# WHAT IS EXPECTED:
Rename every "table-row" in the records below to "settings-row" and reproduce the lines with everything else unchanged. Leave the pictures out.

_ _ _ _ _ _ _

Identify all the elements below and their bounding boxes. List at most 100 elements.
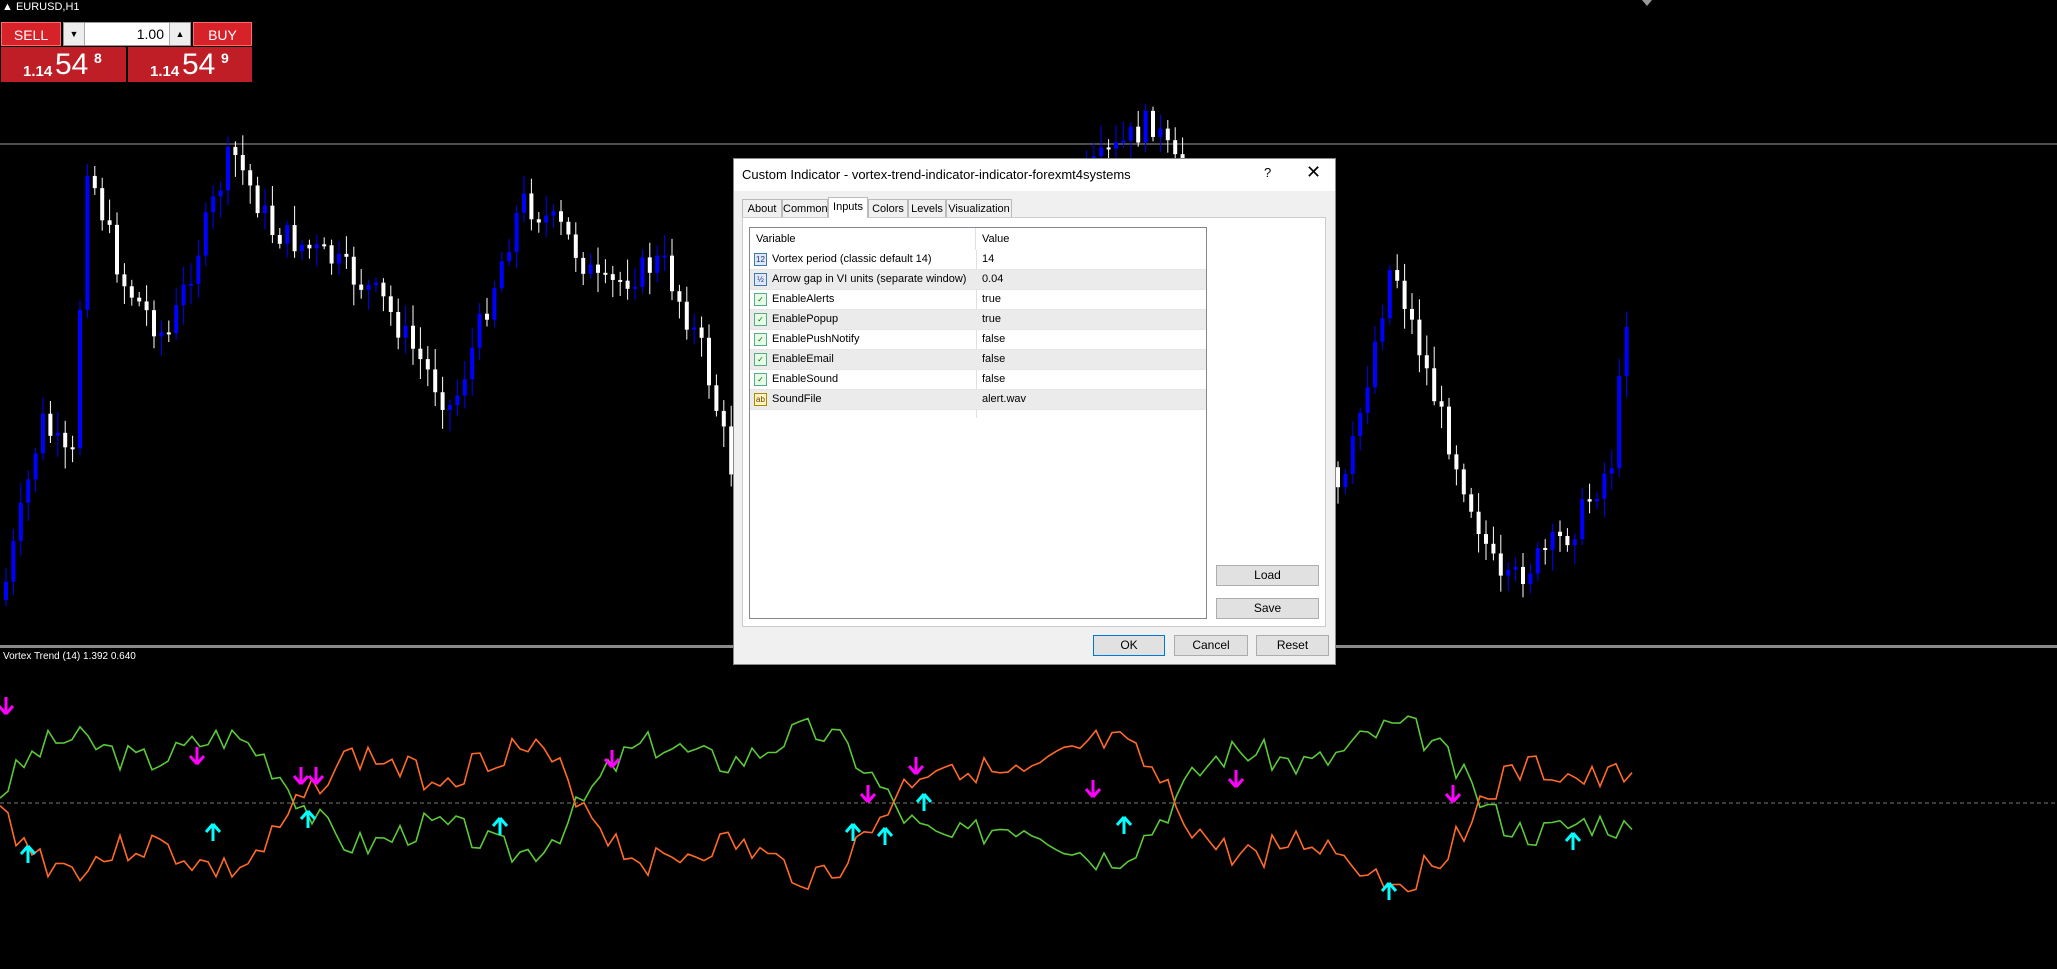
table-row[interactable]: ✓ EnablePushNotify false xyxy=(750,330,1206,350)
candle-body xyxy=(662,255,667,258)
down-arrow-icon xyxy=(859,785,877,803)
candle-body xyxy=(255,185,260,214)
candle-body xyxy=(559,211,563,222)
candle-body xyxy=(1565,535,1570,546)
candle-body xyxy=(596,264,600,273)
input-value[interactable]: 14 xyxy=(982,250,994,269)
candle-body xyxy=(566,221,571,235)
sell-price[interactable]: 1.14 54 8 xyxy=(1,47,126,82)
input-value[interactable]: false xyxy=(982,370,1005,389)
tab-common[interactable]: Common xyxy=(782,199,828,217)
tab-levels[interactable]: Levels xyxy=(908,199,946,217)
candle-body xyxy=(1417,319,1422,356)
lot-down-icon[interactable]: ▼ xyxy=(64,23,85,45)
table-row[interactable]: ½ Arrow gap in VI units (separate window… xyxy=(750,270,1206,290)
candle-body xyxy=(166,332,171,335)
candle-body xyxy=(55,432,60,436)
candle-body xyxy=(1491,543,1496,554)
lot-stepper[interactable]: ▼ 1.00 ▲ xyxy=(63,22,191,46)
triangle-icon: ▲ xyxy=(2,1,13,13)
ok-button[interactable]: OK xyxy=(1093,635,1165,656)
sell-button[interactable]: SELL xyxy=(1,22,61,46)
buy-price[interactable]: 1.14 54 9 xyxy=(128,47,252,82)
save-button[interactable]: Save xyxy=(1216,598,1319,619)
close-icon[interactable]: ✕ xyxy=(1306,162,1321,183)
help-icon[interactable]: ? xyxy=(1264,165,1271,180)
candle-body xyxy=(470,347,475,380)
up-arrow-icon xyxy=(1115,816,1133,834)
up-arrow-icon xyxy=(1564,832,1582,850)
input-value[interactable]: true xyxy=(982,290,1001,309)
int-icon: 12 xyxy=(754,253,767,266)
candle-body xyxy=(610,274,615,280)
candle-body xyxy=(100,188,105,221)
candle-body xyxy=(1580,499,1585,540)
candle-body xyxy=(48,413,53,436)
candle-body xyxy=(233,146,238,156)
candle-body xyxy=(159,332,164,337)
input-value[interactable]: alert.wav xyxy=(982,390,1026,409)
candle-body xyxy=(1484,534,1488,544)
column-variable[interactable]: Variable xyxy=(750,228,976,250)
table-row[interactable]: ✓ EnableAlerts true xyxy=(750,290,1206,310)
table-row[interactable]: ✓ EnableEmail false xyxy=(750,350,1206,370)
sell-price-big: 54 xyxy=(55,48,89,81)
bool-icon: ✓ xyxy=(754,293,767,306)
candle-body xyxy=(1543,548,1548,551)
candle-body xyxy=(92,175,97,189)
symbol-text: EURUSD,H1 xyxy=(15,1,80,13)
load-button[interactable]: Load xyxy=(1216,565,1319,586)
tab-visualization[interactable]: Visualization xyxy=(946,199,1012,217)
down-arrow-icon xyxy=(1444,785,1462,803)
candle-body xyxy=(499,261,504,289)
candle-body xyxy=(433,369,438,393)
candle-body xyxy=(189,283,193,286)
symbol-label: ▲ EURUSD,H1 xyxy=(2,1,80,13)
bool-icon: ✓ xyxy=(754,353,767,366)
input-name: EnableEmail xyxy=(772,353,834,365)
candle-body xyxy=(625,280,630,289)
candle-body xyxy=(440,392,445,410)
reset-button[interactable]: Reset xyxy=(1256,635,1329,656)
candle-body xyxy=(1165,128,1170,141)
table-row[interactable]: ✓ EnableSound false xyxy=(750,370,1206,390)
cancel-button[interactable]: Cancel xyxy=(1174,635,1248,656)
candle-body xyxy=(322,244,327,247)
sell-price-small: 1.14 xyxy=(23,63,53,80)
up-arrow-icon xyxy=(204,823,222,841)
inputs-grid: Variable Value 12 Vortex period (classic… xyxy=(749,227,1207,619)
candle-body xyxy=(1558,531,1562,536)
candle-body xyxy=(263,205,267,214)
column-value[interactable]: Value xyxy=(976,228,1206,250)
candle-body xyxy=(70,447,75,450)
candle-body xyxy=(655,255,660,273)
candle-body xyxy=(699,327,704,338)
dialog-titlebar[interactable]: Custom Indicator - vortex-trend-indicato… xyxy=(734,159,1335,191)
indicator-label: Vortex Trend (14) 1.392 0.640 xyxy=(3,651,136,662)
tab-colors[interactable]: Colors xyxy=(868,199,908,217)
tab-inputs[interactable]: Inputs xyxy=(828,197,868,218)
candle-body xyxy=(211,196,216,213)
table-row[interactable]: 12 Vortex period (classic default 14) 14 xyxy=(750,250,1206,270)
tab-about[interactable]: About xyxy=(742,199,782,217)
table-row[interactable]: ✓ EnablePopup true xyxy=(750,310,1206,330)
up-arrow-icon xyxy=(876,827,894,845)
input-name: SoundFile xyxy=(772,393,822,405)
buy-price-pip: 9 xyxy=(221,50,229,66)
down-arrow-icon xyxy=(603,750,621,768)
candle-body xyxy=(1402,280,1407,309)
lot-up-icon[interactable]: ▲ xyxy=(169,23,190,45)
lot-input[interactable]: 1.00 xyxy=(86,23,168,45)
candle-body xyxy=(240,155,245,171)
input-value[interactable]: false xyxy=(982,350,1005,369)
candle-body xyxy=(544,215,549,223)
input-value[interactable]: false xyxy=(982,330,1005,349)
input-value[interactable]: 0.04 xyxy=(982,270,1003,289)
buy-button[interactable]: BUY xyxy=(193,22,252,46)
vi-minus-line xyxy=(0,728,1633,893)
candle-body xyxy=(396,312,401,338)
candle-body xyxy=(374,282,378,286)
table-row[interactable]: ab SoundFile alert.wav xyxy=(750,390,1206,410)
candle-body xyxy=(307,244,312,249)
input-value[interactable]: true xyxy=(982,310,1001,329)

_ _ _ _ _ _ _

# FINAL RESULT:
Identify all the elements below and their bounding boxes. List at most 100 elements.
settings-row[interactable]: ✓ EnablePushNotify false xyxy=(750,330,1206,350)
candle-body xyxy=(662,255,667,258)
down-arrow-icon xyxy=(859,785,877,803)
candle-body xyxy=(255,185,260,214)
candle-body xyxy=(559,211,563,222)
candle-body xyxy=(1565,535,1570,546)
candle-body xyxy=(596,264,600,273)
input-value[interactable]: 14 xyxy=(982,250,994,269)
candle-body xyxy=(566,221,571,235)
sell-price[interactable]: 1.14 54 8 xyxy=(1,47,126,82)
input-value[interactable]: false xyxy=(982,370,1005,389)
tab-common[interactable]: Common xyxy=(782,199,828,217)
tab-levels[interactable]: Levels xyxy=(908,199,946,217)
candle-body xyxy=(1417,319,1422,356)
lot-down-icon[interactable]: ▼ xyxy=(64,23,85,45)
settings-row[interactable]: ½ Arrow gap in VI units (separate window… xyxy=(750,270,1206,290)
candle-body xyxy=(166,332,171,335)
candle-body xyxy=(55,432,60,436)
candle-body xyxy=(1491,543,1496,554)
lot-stepper[interactable]: ▼ 1.00 ▲ xyxy=(63,22,191,46)
triangle-icon: ▲ xyxy=(2,1,13,13)
ok-button[interactable]: OK xyxy=(1093,635,1165,656)
sell-button[interactable]: SELL xyxy=(1,22,61,46)
buy-price[interactable]: 1.14 54 9 xyxy=(128,47,252,82)
save-button[interactable]: Save xyxy=(1216,598,1319,619)
close-icon[interactable]: ✕ xyxy=(1306,162,1321,183)
help-icon[interactable]: ? xyxy=(1264,165,1271,180)
candle-body xyxy=(470,347,475,380)
up-arrow-icon xyxy=(1115,816,1133,834)
up-arrow-icon xyxy=(1564,832,1582,850)
input-value[interactable]: true xyxy=(982,290,1001,309)
int-icon: 12 xyxy=(754,253,767,266)
candle-body xyxy=(610,274,615,280)
candle-body xyxy=(100,188,105,221)
candle-body xyxy=(1580,499,1585,540)
candle-body xyxy=(48,413,53,436)
candle-body xyxy=(233,146,238,156)
candle-body xyxy=(159,332,164,337)
input-value[interactable]: alert.wav xyxy=(982,390,1026,409)
candle-body xyxy=(1484,534,1488,544)
column-variable[interactable]: Variable xyxy=(750,228,976,250)
settings-row[interactable]: ✓ EnableAlerts true xyxy=(750,290,1206,310)
settings-row[interactable]: ✓ EnableEmail false xyxy=(750,350,1206,370)
sell-price-big: 54 xyxy=(55,48,89,81)
bool-icon: ✓ xyxy=(754,293,767,306)
candle-body xyxy=(1543,548,1548,551)
candle-body xyxy=(92,175,97,189)
symbol-text: EURUSD,H1 xyxy=(15,1,80,13)
load-button[interactable]: Load xyxy=(1216,565,1319,586)
tab-visualization[interactable]: Visualization xyxy=(946,199,1012,217)
down-arrow-icon xyxy=(1444,785,1462,803)
candle-body xyxy=(499,261,504,289)
candle-body xyxy=(433,369,438,393)
candle-body xyxy=(189,283,193,286)
symbol-label: ▲ EURUSD,H1 xyxy=(2,1,80,13)
bool-icon: ✓ xyxy=(754,353,767,366)
input-name: EnableEmail xyxy=(772,353,834,365)
candle-body xyxy=(625,280,630,289)
candle-body xyxy=(440,392,445,410)
reset-button[interactable]: Reset xyxy=(1256,635,1329,656)
candle-body xyxy=(1165,128,1170,141)
settings-row[interactable]: ✓ EnableSound false xyxy=(750,370,1206,390)
cancel-button[interactable]: Cancel xyxy=(1174,635,1248,656)
candle-body xyxy=(322,244,327,247)
sell-price-small: 1.14 xyxy=(23,63,53,80)
up-arrow-icon xyxy=(204,823,222,841)
inputs-grid: Variable Value 12 Vortex period (classic… xyxy=(749,227,1207,619)
candle-body xyxy=(1558,531,1562,536)
candle-body xyxy=(263,205,267,214)
column-value[interactable]: Value xyxy=(976,228,1206,250)
candle-body xyxy=(70,447,75,450)
candle-body xyxy=(655,255,660,273)
candle-body xyxy=(699,327,704,338)
dialog-titlebar[interactable]: Custom Indicator - vortex-trend-indicato… xyxy=(734,159,1335,191)
indicator-label: Vortex Trend (14) 1.392 0.640 xyxy=(3,651,136,662)
tab-colors[interactable]: Colors xyxy=(868,199,908,217)
tab-inputs[interactable]: Inputs xyxy=(828,197,868,218)
candle-body xyxy=(211,196,216,213)
settings-row[interactable]: 12 Vortex period (classic default 14) 14 xyxy=(750,250,1206,270)
tab-about[interactable]: About xyxy=(742,199,782,217)
settings-row[interactable]: ✓ EnablePopup true xyxy=(750,310,1206,330)
up-arrow-icon xyxy=(876,827,894,845)
input-name: SoundFile xyxy=(772,393,822,405)
buy-price-pip: 9 xyxy=(221,50,229,66)
down-arrow-icon xyxy=(603,750,621,768)
candle-body xyxy=(1402,280,1407,309)
lot-up-icon[interactable]: ▲ xyxy=(169,23,190,45)
lot-input[interactable]: 1.00 xyxy=(86,23,168,45)
candle-body xyxy=(240,155,245,171)
input-value[interactable]: false xyxy=(982,350,1005,369)
candle-body xyxy=(544,215,549,223)
input-value[interactable]: false xyxy=(982,330,1005,349)
input-value[interactable]: 0.04 xyxy=(982,270,1003,289)
buy-button[interactable]: BUY xyxy=(193,22,252,46)
vi-minus-line xyxy=(0,728,1633,893)
candle-body xyxy=(396,312,401,338)
candle-body xyxy=(374,282,378,286)
settings-row[interactable]: ab SoundFile alert.wav xyxy=(750,390,1206,410)
candle-body xyxy=(307,244,312,249)
input-value[interactable]: true xyxy=(982,310,1001,329)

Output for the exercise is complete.